Data supplied:
+===+
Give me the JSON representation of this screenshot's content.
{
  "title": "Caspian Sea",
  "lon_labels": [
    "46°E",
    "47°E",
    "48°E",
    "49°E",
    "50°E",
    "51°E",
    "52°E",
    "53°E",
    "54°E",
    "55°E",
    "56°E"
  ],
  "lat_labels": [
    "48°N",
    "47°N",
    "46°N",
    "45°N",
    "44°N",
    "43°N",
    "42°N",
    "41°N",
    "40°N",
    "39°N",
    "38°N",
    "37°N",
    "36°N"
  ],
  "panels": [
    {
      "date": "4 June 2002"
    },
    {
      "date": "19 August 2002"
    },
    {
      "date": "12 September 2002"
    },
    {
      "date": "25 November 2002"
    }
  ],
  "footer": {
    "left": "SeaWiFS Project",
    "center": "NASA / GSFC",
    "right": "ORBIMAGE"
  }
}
+===+
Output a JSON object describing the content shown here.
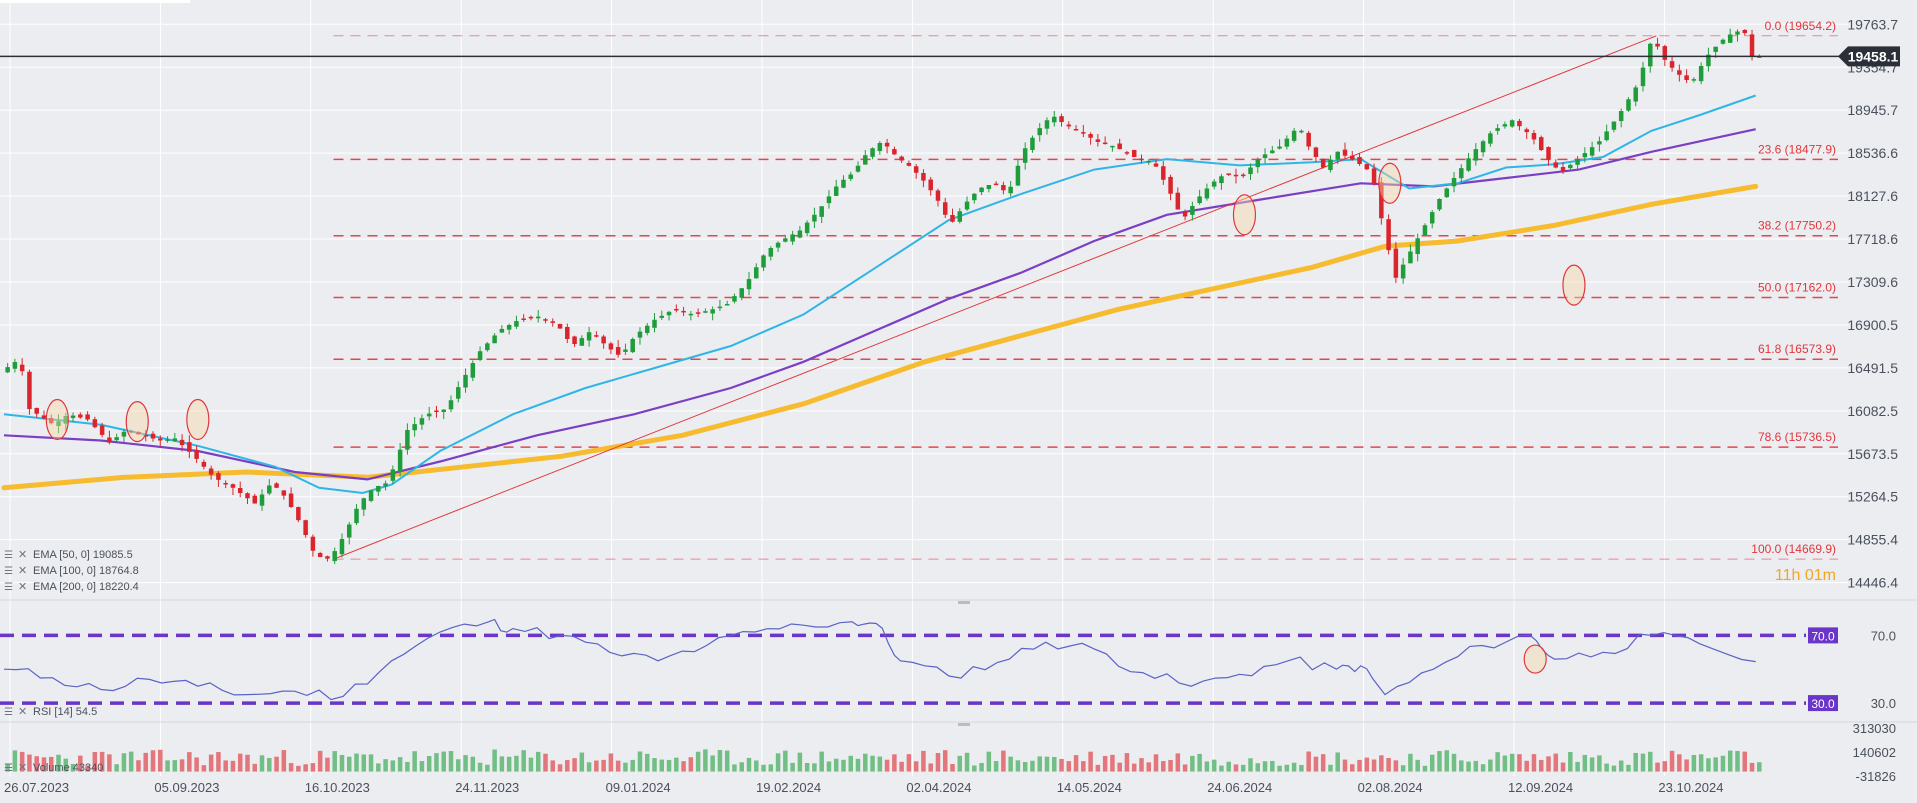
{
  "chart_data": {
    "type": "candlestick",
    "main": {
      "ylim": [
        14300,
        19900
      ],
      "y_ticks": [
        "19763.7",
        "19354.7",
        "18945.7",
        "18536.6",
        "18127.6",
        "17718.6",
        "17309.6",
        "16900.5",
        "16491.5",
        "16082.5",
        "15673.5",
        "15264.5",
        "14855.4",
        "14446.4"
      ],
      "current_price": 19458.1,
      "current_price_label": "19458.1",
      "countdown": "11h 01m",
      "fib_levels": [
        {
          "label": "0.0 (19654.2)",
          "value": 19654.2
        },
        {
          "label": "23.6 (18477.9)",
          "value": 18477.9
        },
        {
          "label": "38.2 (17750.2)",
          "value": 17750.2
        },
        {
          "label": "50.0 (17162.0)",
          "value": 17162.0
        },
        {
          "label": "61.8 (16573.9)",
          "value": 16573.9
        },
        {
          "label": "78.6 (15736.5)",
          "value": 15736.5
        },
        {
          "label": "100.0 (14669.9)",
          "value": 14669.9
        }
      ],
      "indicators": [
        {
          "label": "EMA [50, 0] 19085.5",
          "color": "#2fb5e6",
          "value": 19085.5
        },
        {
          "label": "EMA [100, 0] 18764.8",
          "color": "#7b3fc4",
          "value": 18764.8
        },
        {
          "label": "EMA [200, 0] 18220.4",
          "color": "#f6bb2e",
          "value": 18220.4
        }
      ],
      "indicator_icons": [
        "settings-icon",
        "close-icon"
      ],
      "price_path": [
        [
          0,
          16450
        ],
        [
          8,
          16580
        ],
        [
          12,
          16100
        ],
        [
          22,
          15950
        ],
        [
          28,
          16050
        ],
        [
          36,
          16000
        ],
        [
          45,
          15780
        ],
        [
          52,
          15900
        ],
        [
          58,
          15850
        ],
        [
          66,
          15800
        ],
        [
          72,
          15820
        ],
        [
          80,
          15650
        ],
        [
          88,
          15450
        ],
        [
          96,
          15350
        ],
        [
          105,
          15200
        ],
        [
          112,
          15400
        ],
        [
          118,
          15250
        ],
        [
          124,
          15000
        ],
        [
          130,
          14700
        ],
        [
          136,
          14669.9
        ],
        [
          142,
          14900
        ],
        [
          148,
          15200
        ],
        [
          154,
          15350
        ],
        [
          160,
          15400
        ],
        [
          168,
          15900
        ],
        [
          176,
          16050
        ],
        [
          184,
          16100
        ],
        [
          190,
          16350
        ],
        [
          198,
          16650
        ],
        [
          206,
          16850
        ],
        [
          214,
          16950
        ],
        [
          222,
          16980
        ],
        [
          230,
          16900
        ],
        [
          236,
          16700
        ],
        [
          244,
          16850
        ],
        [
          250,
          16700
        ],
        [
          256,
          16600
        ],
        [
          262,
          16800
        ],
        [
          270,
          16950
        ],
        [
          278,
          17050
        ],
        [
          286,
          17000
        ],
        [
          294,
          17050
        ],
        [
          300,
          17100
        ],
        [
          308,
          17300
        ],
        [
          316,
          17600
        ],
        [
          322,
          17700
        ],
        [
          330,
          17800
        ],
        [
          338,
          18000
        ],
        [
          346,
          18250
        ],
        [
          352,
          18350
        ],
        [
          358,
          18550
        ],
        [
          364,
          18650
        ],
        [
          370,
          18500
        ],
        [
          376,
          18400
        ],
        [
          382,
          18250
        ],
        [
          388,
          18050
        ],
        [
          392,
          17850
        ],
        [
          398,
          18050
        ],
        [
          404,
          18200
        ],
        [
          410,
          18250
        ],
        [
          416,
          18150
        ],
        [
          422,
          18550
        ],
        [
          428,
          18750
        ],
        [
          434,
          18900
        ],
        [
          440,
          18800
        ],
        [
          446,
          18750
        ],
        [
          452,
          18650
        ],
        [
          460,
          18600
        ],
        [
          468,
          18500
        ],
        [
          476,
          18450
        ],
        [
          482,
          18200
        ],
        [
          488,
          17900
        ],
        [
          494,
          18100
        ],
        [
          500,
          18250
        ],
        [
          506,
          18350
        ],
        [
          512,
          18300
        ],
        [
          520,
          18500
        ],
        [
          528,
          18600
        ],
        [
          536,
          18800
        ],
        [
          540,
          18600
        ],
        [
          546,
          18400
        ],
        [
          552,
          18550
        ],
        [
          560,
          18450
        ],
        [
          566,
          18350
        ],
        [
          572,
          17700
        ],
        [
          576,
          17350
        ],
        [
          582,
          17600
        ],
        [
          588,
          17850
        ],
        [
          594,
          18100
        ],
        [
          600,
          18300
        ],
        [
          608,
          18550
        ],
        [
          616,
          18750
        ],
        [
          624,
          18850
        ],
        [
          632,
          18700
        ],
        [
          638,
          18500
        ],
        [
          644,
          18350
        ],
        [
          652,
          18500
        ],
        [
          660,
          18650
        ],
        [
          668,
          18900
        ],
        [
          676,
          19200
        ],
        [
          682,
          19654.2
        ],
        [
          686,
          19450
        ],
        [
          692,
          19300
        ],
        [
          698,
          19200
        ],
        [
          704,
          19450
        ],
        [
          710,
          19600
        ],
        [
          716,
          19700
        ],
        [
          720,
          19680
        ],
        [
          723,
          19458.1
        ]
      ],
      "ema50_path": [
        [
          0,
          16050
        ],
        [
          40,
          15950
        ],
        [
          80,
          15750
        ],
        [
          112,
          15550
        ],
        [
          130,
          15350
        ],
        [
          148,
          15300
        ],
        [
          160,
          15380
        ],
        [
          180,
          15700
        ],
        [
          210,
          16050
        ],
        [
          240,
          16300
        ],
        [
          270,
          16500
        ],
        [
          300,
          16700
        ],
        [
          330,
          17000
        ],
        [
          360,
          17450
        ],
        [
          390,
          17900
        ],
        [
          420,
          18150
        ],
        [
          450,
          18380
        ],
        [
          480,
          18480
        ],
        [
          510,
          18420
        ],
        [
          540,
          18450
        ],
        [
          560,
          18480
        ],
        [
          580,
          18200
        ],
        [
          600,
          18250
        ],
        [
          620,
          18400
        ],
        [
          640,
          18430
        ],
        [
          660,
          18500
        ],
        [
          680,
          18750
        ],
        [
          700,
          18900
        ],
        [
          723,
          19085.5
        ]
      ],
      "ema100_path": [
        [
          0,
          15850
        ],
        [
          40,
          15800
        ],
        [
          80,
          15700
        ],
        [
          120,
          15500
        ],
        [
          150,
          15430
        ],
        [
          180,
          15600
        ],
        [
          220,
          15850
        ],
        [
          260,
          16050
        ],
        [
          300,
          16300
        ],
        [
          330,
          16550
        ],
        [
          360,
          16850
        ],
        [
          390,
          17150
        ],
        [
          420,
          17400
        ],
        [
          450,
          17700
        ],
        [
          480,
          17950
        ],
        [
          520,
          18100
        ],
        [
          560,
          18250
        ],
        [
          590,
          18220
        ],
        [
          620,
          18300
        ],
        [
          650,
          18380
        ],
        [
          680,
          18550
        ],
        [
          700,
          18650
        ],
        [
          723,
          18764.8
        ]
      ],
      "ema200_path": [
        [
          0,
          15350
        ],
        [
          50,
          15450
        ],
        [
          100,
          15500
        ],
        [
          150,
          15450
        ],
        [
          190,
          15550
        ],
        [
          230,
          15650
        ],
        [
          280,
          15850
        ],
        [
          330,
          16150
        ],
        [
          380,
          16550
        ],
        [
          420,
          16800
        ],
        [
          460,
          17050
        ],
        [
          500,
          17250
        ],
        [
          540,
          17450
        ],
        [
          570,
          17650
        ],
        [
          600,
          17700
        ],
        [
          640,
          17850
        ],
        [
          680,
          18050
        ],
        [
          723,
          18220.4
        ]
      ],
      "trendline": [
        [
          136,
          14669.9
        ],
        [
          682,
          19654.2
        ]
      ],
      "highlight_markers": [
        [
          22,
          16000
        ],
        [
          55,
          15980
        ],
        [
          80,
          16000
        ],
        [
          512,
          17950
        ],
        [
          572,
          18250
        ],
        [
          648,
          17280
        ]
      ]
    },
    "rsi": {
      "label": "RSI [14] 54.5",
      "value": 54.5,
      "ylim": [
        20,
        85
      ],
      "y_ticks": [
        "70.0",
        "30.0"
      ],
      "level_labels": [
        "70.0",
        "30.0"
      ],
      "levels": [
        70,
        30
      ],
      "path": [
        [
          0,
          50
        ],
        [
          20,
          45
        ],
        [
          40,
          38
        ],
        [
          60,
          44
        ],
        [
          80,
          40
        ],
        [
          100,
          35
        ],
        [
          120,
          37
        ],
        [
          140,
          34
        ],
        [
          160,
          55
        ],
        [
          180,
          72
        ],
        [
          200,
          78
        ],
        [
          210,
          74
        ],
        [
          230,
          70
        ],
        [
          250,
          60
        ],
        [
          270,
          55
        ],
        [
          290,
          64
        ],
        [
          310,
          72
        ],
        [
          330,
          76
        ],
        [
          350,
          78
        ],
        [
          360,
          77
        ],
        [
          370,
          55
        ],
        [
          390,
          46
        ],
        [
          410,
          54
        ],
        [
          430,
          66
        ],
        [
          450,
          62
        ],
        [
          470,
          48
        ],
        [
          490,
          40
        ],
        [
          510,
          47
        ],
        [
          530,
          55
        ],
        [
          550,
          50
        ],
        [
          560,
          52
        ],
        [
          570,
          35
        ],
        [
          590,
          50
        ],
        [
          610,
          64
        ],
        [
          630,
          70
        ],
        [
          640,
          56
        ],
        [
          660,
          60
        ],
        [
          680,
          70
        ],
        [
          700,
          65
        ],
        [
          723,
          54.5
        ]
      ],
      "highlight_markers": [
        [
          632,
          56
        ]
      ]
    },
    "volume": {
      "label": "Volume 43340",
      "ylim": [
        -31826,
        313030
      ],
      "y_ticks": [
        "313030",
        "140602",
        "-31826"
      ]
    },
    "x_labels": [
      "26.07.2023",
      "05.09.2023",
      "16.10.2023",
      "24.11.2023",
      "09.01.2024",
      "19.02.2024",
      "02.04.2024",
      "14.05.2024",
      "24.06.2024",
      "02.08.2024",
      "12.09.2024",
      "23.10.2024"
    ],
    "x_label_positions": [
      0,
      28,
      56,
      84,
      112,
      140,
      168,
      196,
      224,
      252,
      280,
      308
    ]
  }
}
+===+
Lines containing the word "date" must all be returned from the material above.

      "date": "4 June 2002"
      "date": "19 August 2002"
      "date": "12 September 2002"
      "date": "25 November 2002"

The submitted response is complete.